*** RAW DATA ***
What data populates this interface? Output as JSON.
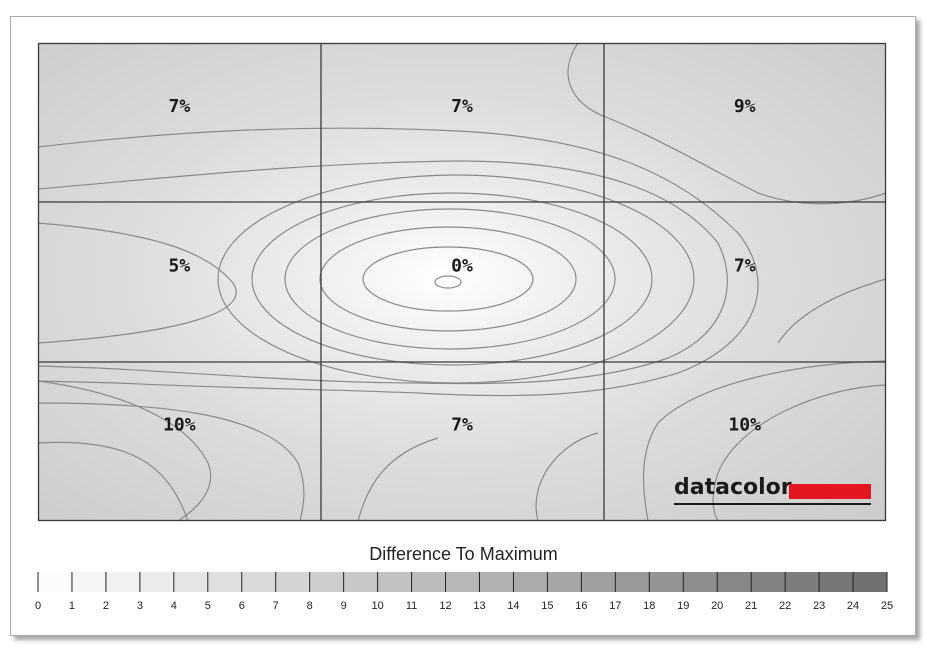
{
  "chart_data": {
    "type": "heatmap",
    "title": "",
    "rows": 3,
    "cols": 3,
    "cells": [
      [
        "7%",
        "7%",
        "9%"
      ],
      [
        "5%",
        "0%",
        "7%"
      ],
      [
        "10%",
        "7%",
        "10%"
      ]
    ],
    "values": [
      [
        7,
        7,
        9
      ],
      [
        5,
        0,
        7
      ],
      [
        10,
        7,
        10
      ]
    ],
    "legend": {
      "title": "Difference To Maximum",
      "ticks": [
        "0",
        "1",
        "2",
        "3",
        "4",
        "5",
        "6",
        "7",
        "8",
        "9",
        "10",
        "11",
        "12",
        "13",
        "14",
        "15",
        "16",
        "17",
        "18",
        "19",
        "20",
        "21",
        "22",
        "23",
        "24",
        "25"
      ],
      "range": [
        0,
        25
      ]
    },
    "grid": true
  },
  "logo": {
    "text": "datacolor",
    "accent_color": "#e3171f"
  },
  "colors": {
    "min": "#ffffff",
    "max": "#6b6b6b",
    "contour": "#8a8a8a",
    "grid": "#3a3a3a"
  }
}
***
• BRIEF:
Produce an exact copy of each line of data, skipping embedded images.

• TASK ANSWER:
What data populates this interface? Output as JSON.
{
  "chart_data": {
    "type": "heatmap",
    "title": "",
    "rows": 3,
    "cols": 3,
    "cells": [
      [
        "7%",
        "7%",
        "9%"
      ],
      [
        "5%",
        "0%",
        "7%"
      ],
      [
        "10%",
        "7%",
        "10%"
      ]
    ],
    "values": [
      [
        7,
        7,
        9
      ],
      [
        5,
        0,
        7
      ],
      [
        10,
        7,
        10
      ]
    ],
    "legend": {
      "title": "Difference To Maximum",
      "ticks": [
        "0",
        "1",
        "2",
        "3",
        "4",
        "5",
        "6",
        "7",
        "8",
        "9",
        "10",
        "11",
        "12",
        "13",
        "14",
        "15",
        "16",
        "17",
        "18",
        "19",
        "20",
        "21",
        "22",
        "23",
        "24",
        "25"
      ],
      "range": [
        0,
        25
      ]
    },
    "grid": true
  },
  "logo": {
    "text": "datacolor",
    "accent_color": "#e3171f"
  },
  "colors": {
    "min": "#ffffff",
    "max": "#6b6b6b",
    "contour": "#8a8a8a",
    "grid": "#3a3a3a"
  }
}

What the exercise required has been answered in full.